- _Given instruction_
Copy out the listing exactly.

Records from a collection
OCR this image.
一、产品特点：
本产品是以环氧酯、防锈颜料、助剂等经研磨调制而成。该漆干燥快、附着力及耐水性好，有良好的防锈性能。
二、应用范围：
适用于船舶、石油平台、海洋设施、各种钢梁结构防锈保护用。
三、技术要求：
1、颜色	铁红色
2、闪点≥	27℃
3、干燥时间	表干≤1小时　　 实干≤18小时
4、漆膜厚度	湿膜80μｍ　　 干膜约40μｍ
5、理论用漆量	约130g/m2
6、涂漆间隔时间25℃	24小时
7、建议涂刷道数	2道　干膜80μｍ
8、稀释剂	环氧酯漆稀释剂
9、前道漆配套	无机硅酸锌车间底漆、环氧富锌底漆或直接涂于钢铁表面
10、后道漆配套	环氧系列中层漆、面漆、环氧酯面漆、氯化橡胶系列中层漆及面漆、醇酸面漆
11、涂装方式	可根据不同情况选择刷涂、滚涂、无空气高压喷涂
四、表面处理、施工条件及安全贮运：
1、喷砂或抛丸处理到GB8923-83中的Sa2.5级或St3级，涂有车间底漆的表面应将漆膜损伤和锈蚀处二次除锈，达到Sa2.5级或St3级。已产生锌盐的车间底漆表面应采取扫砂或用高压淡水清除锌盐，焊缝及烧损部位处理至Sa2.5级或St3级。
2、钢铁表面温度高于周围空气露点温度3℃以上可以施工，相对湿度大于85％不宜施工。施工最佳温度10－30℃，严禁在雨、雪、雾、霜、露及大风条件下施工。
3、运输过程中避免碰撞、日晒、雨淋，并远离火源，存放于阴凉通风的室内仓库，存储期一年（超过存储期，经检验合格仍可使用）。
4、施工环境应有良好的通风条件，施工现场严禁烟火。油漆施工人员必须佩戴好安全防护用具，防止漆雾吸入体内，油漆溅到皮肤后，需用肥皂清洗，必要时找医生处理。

- _Solution to the exercise_
OCR this image.
一、产品特点：
本产品是以环氧酯、防锈颜料、助剂等经研磨调制而成。该漆干燥快、附着力及耐水性好，有良好的防锈性能。
二、应用范围：
适用于船舶、石油平台、海洋设施、各种钢梁结构防锈保护用。
三、技术要求：
1、颜色	铁红色
2、闪点≥	27℃
3、干燥时间	表干≤1小时　　 实干≤18小时
4、漆膜厚度	湿膜80μｍ　　 干膜约40μｍ
5、理论用漆量	约130g/m2
6、涂漆间隔时间25℃	24小时
7、建议涂刷道数	2道　干膜80μｍ
8、稀释剂	环氧酯漆稀释剂
9、前道漆配套	无机硅酸锌车间底漆、环氧富锌底漆或直接涂于钢铁表面
10、后道漆配套	环氧系列中层漆、面漆、环氧酯面漆、氯化橡胶系列中层漆及面漆、醇酸面漆
11、涂装方式	可根据不同情况选择刷涂、滚涂、无空气高压喷涂
四、表面处理、施工条件及安全贮运：
1、喷砂或抛丸处理到GB8923-83中的Sa2.5级或St3级，涂有车间底漆的表面应将漆膜损伤和锈蚀处二次除锈，达到Sa2.5级或St3级。已产生锌盐的车间底漆表面应采取扫砂或用高压淡水清除锌盐，焊缝及烧损部位处理至Sa2.5级或St3级。
2、钢铁表面温度高于周围空气露点温度3℃以上可以施工，相对湿度大于85％不宜施工。施工最佳温度10－30℃，严禁在雨、雪、雾、霜、露及大风条件下施工。
3、运输过程中避免碰撞、日晒、雨淋，并远离火源，存放于阴凉通风的室内仓库，存储期一年（超过存储期，经检验合格仍可使用）。
4、施工环境应有良好的通风条件，施工现场严禁烟火。油漆施工人员必须佩戴好安全防护用具，防止漆雾吸入体内，油漆溅到皮肤后，需用肥皂清洗，必要时找医生处理。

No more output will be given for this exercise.